Direction: Do not include the pictures; repeat the rest of the data exactly.

Available records:
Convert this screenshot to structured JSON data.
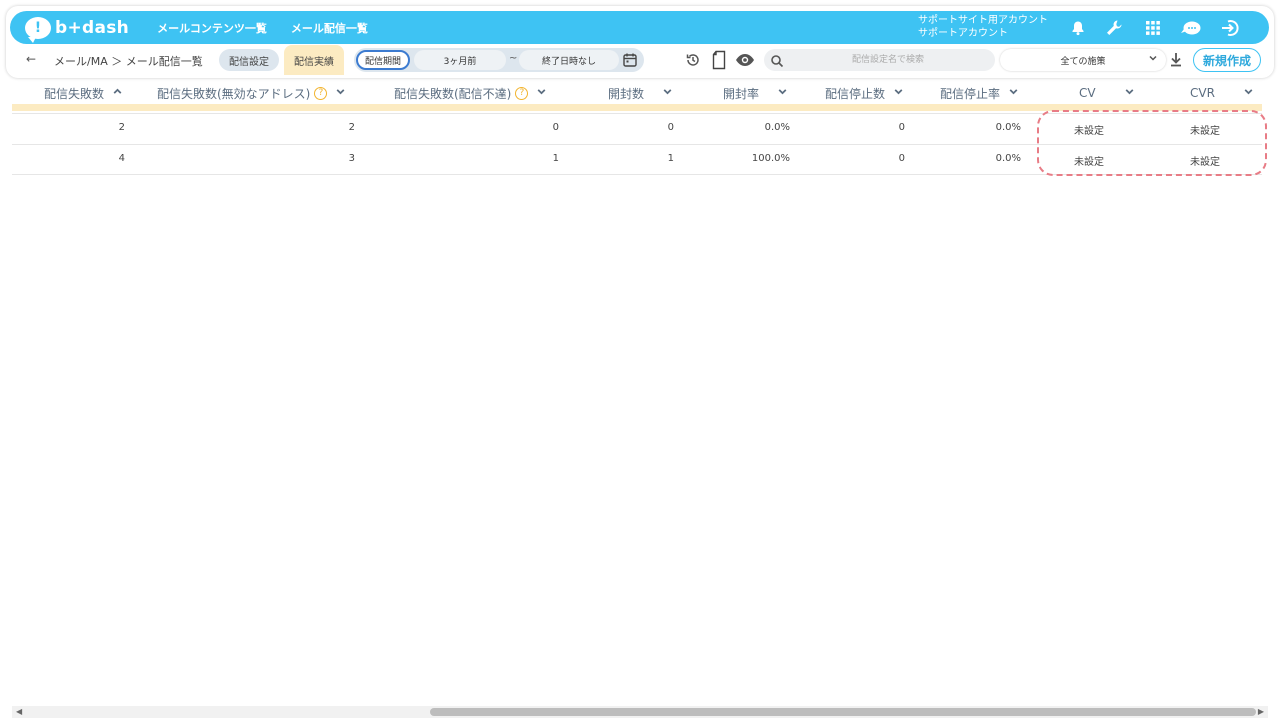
{
  "header": {
    "logo_text": "b+dash",
    "logo_mark": "!",
    "nav": [
      "メールコンテンツ一覧",
      "メール配信一覧"
    ],
    "account_line1": "サポートサイト用アカウント",
    "account_line2": "サポートアカウント",
    "icons": [
      "bell-icon",
      "wrench-icon",
      "grid-icon",
      "chat-icon",
      "logout-icon"
    ]
  },
  "toolbar": {
    "back": "←",
    "breadcrumb": "メール/MA ＞ メール配信一覧",
    "tab_setting": "配信設定",
    "tab_result": "配信実績",
    "period_label": "配信期間",
    "period_start": "3ヶ月前",
    "period_tilde": "~",
    "period_end": "終了日時なし",
    "search_placeholder": "配信設定名で検索",
    "select_value": "全ての施策",
    "new_button": "新規作成"
  },
  "table": {
    "columns": [
      {
        "label": "配信失敗数",
        "sort": "^",
        "help": false
      },
      {
        "label": "配信失敗数(無効なアドレス)",
        "sort": "v",
        "help": true
      },
      {
        "label": "配信失敗数(配信不達)",
        "sort": "v",
        "help": true
      },
      {
        "label": "開封数",
        "sort": "v",
        "help": false
      },
      {
        "label": "開封率",
        "sort": "v",
        "help": false
      },
      {
        "label": "配信停止数",
        "sort": "v",
        "help": false
      },
      {
        "label": "配信停止率",
        "sort": "v",
        "help": false
      },
      {
        "label": "CV",
        "sort": "v",
        "help": false
      },
      {
        "label": "CVR",
        "sort": "v",
        "help": false
      }
    ],
    "rows": [
      [
        "2",
        "2",
        "0",
        "0",
        "0.0%",
        "0",
        "0.0%",
        "未設定",
        "未設定"
      ],
      [
        "4",
        "3",
        "1",
        "1",
        "100.0%",
        "0",
        "0.0%",
        "未設定",
        "未設定"
      ]
    ]
  },
  "colors": {
    "brand": "#3ec3f3",
    "tab_active": "#fcebc2",
    "highlight": "#e87c86"
  }
}
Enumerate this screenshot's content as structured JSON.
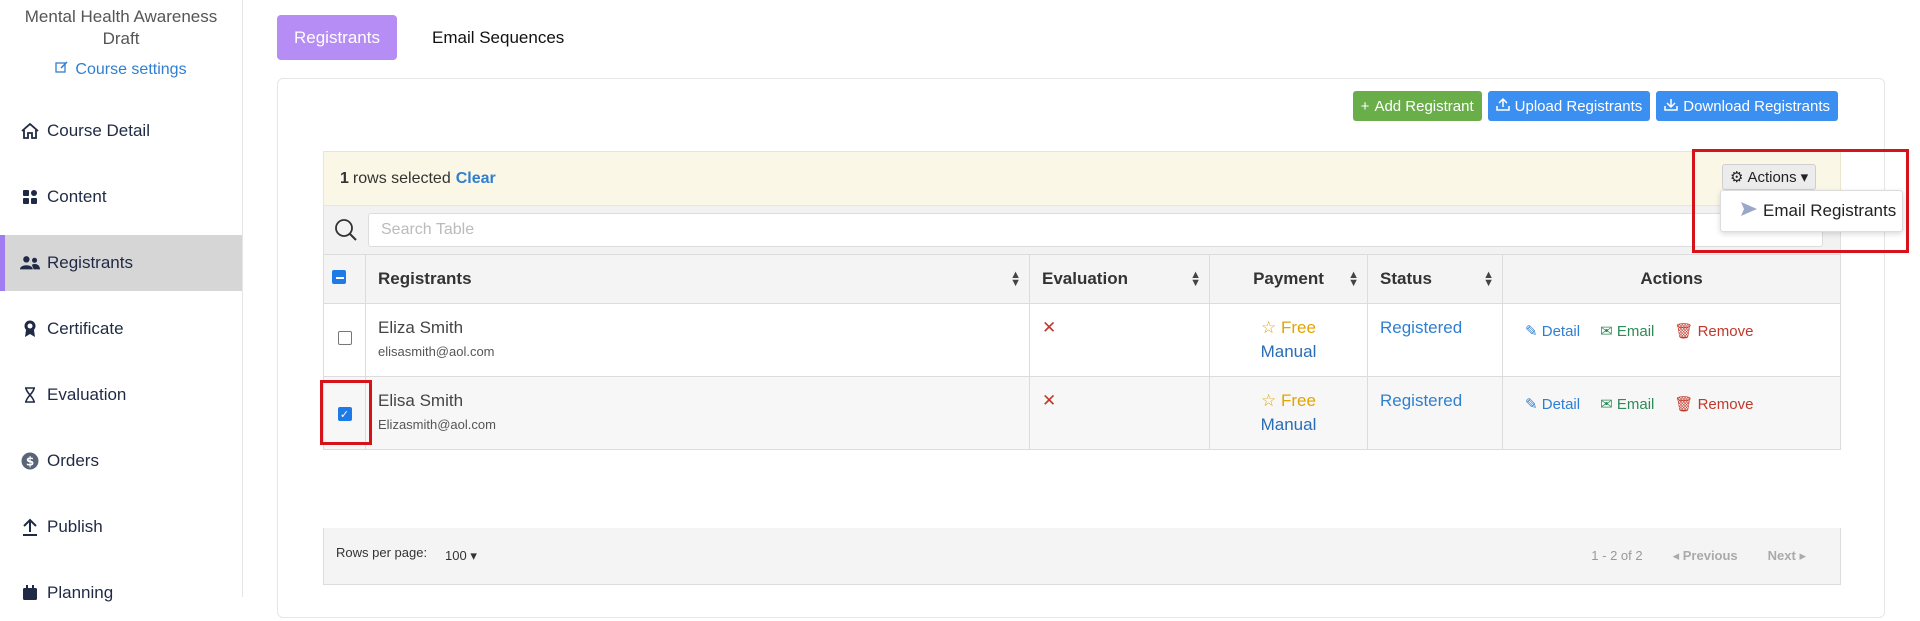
{
  "sidebar": {
    "course_title": "Mental Health Awareness",
    "course_status": "Draft",
    "course_settings": "Course settings",
    "items": [
      {
        "label": "Course Detail",
        "icon": "home-icon"
      },
      {
        "label": "Content",
        "icon": "grid-icon"
      },
      {
        "label": "Registrants",
        "icon": "users-icon"
      },
      {
        "label": "Certificate",
        "icon": "award-icon"
      },
      {
        "label": "Evaluation",
        "icon": "hourglass-icon"
      },
      {
        "label": "Orders",
        "icon": "dollar-circle-icon"
      },
      {
        "label": "Publish",
        "icon": "upload-icon"
      },
      {
        "label": "Planning",
        "icon": "calendar-icon"
      }
    ]
  },
  "tabs": {
    "registrants": "Registrants",
    "email_sequences": "Email Sequences"
  },
  "toolbar": {
    "add": "Add Registrant",
    "upload": "Upload Registrants",
    "download": "Download Registrants"
  },
  "selection": {
    "count": "1",
    "text": "rows selected",
    "clear": "Clear"
  },
  "actions_menu": {
    "button": "Actions",
    "item": "Email Registrants"
  },
  "search": {
    "placeholder": "Search Table"
  },
  "table": {
    "headers": {
      "registrants": "Registrants",
      "evaluation": "Evaluation",
      "payment": "Payment",
      "status": "Status",
      "actions": "Actions"
    },
    "rows": [
      {
        "name": "Eliza Smith",
        "email": "elisasmith@aol.com",
        "evaluation": "✕",
        "payment_type": "Free",
        "payment_method": "Manual",
        "status": "Registered",
        "detail": "Detail",
        "email_action": "Email",
        "remove": "Remove",
        "checked": false
      },
      {
        "name": "Elisa Smith",
        "email": "Elizasmith@aol.com",
        "evaluation": "✕",
        "payment_type": "Free",
        "payment_method": "Manual",
        "status": "Registered",
        "detail": "Detail",
        "email_action": "Email",
        "remove": "Remove",
        "checked": true
      }
    ]
  },
  "footer": {
    "rows_per_page_label": "Rows per page:",
    "rows_per_page_value": "100",
    "range": "1 - 2 of 2",
    "previous": "Previous",
    "next": "Next"
  },
  "colors": {
    "accent": "#b68cf5",
    "primary_blue": "#3b8ff0",
    "success_green": "#6aae4a",
    "highlight_red": "#d6121b"
  }
}
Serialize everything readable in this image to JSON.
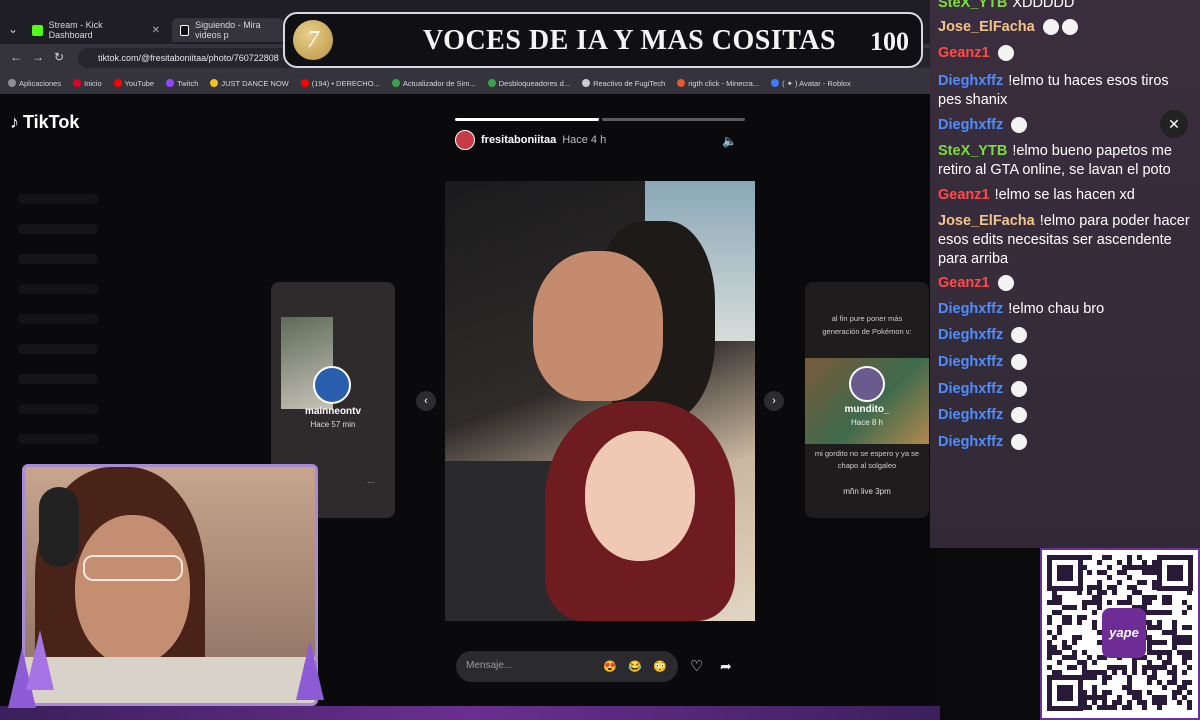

Final answer:
Convert this screenshot to structured JSON data.
{
  "header": {
    "logo_text": "b+dash",
    "logo_mark": "!",
    "nav": [
      "メールコンテンツ一覧",
      "メール配信一覧"
    ],
    "account_line1": "サポートサイト用アカウント",
    "account_line2": "サポートアカウント",
    "icons": [
      "bell-icon",
      "wrench-icon",
      "grid-icon",
      "chat-icon",
      "logout-icon"
    ]
  },
  "toolbar": {
    "back": "←",
    "breadcrumb": "メール/MA ＞ メール配信一覧",
    "tab_setting": "配信設定",
    "tab_result": "配信実績",
    "period_label": "配信期間",
    "period_start": "3ヶ月前",
    "period_tilde": "~",
    "period_end": "終了日時なし",
    "search_placeholder": "配信設定名で検索",
    "select_value": "全ての施策",
    "new_button": "新規作成"
  },
  "table": {
    "columns": [
      {
        "label": "配信失敗数",
        "sort": "^",
        "help": false
      },
      {
        "label": "配信失敗数(無効なアドレス)",
        "sort": "v",
        "help": true
      },
      {
        "label": "配信失敗数(配信不達)",
        "sort": "v",
        "help": true
      },
      {
        "label": "開封数",
        "sort": "v",
        "help": false
      },
      {
        "label": "開封率",
        "sort": "v",
        "help": false
      },
      {
        "label": "配信停止数",
        "sort": "v",
        "help": false
      },
      {
        "label": "配信停止率",
        "sort": "v",
        "help": false
      },
      {
        "label": "CV",
        "sort": "v",
        "help": false
      },
      {
        "label": "CVR",
        "sort": "v",
        "help": false
      }
    ],
    "rows": [
      [
        "2",
        "2",
        "0",
        "0",
        "0.0%",
        "0",
        "0.0%",
        "未設定",
        "未設定"
      ],
      [
        "4",
        "3",
        "1",
        "1",
        "100.0%",
        "0",
        "0.0%",
        "未設定",
        "未設定"
      ]
    ]
  },
  "colors": {
    "brand": "#3ec3f3",
    "tab_active": "#fcebc2",
    "highlight": "#e87c86"
  }
}
Enumerate this screenshot's content as structured JSON.
{
  "sidebar": {
    "course_title": "Mental Health Awareness",
    "course_status": "Draft",
    "course_settings": "Course settings",
    "items": [
      {
        "label": "Course Detail",
        "icon": "home-icon"
      },
      {
        "label": "Content",
        "icon": "grid-icon"
      },
      {
        "label": "Registrants",
        "icon": "users-icon"
      },
      {
        "label": "Certificate",
        "icon": "award-icon"
      },
      {
        "label": "Evaluation",
        "icon": "hourglass-icon"
      },
      {
        "label": "Orders",
        "icon": "dollar-circle-icon"
      },
      {
        "label": "Publish",
        "icon": "upload-icon"
      },
      {
        "label": "Planning",
        "icon": "calendar-icon"
      }
    ]
  },
  "tabs": {
    "registrants": "Registrants",
    "email_sequences": "Email Sequences"
  },
  "toolbar": {
    "add": "Add Registrant",
    "upload": "Upload Registrants",
    "download": "Download Registrants"
  },
  "selection": {
    "count": "1",
    "text": "rows selected",
    "clear": "Clear"
  },
  "actions_menu": {
    "button": "Actions",
    "item": "Email Registrants"
  },
  "search": {
    "placeholder": "Search Table"
  },
  "table": {
    "headers": {
      "registrants": "Registrants",
      "evaluation": "Evaluation",
      "payment": "Payment",
      "status": "Status",
      "actions": "Actions"
    },
    "rows": [
      {
        "name": "Eliza Smith",
        "email": "elisasmith@aol.com",
        "evaluation": "✕",
        "payment_type": "Free",
        "payment_method": "Manual",
        "status": "Registered",
        "detail": "Detail",
        "email_action": "Email",
        "remove": "Remove",
        "checked": false
      },
      {
        "name": "Elisa Smith",
        "email": "Elizasmith@aol.com",
        "evaluation": "✕",
        "payment_type": "Free",
        "payment_method": "Manual",
        "status": "Registered",
        "detail": "Detail",
        "email_action": "Email",
        "remove": "Remove",
        "checked": true
      }
    ]
  },
  "footer": {
    "rows_per_page_label": "Rows per page:",
    "rows_per_page_value": "100",
    "range": "1 - 2 of 2",
    "previous": "Previous",
    "next": "Next"
  },
  "colors": {
    "accent": "#b68cf5",
    "primary_blue": "#3b8ff0",
    "success_green": "#6aae4a",
    "highlight_red": "#d6121b"
  }
}
Serialize everything readable in this image to JSON.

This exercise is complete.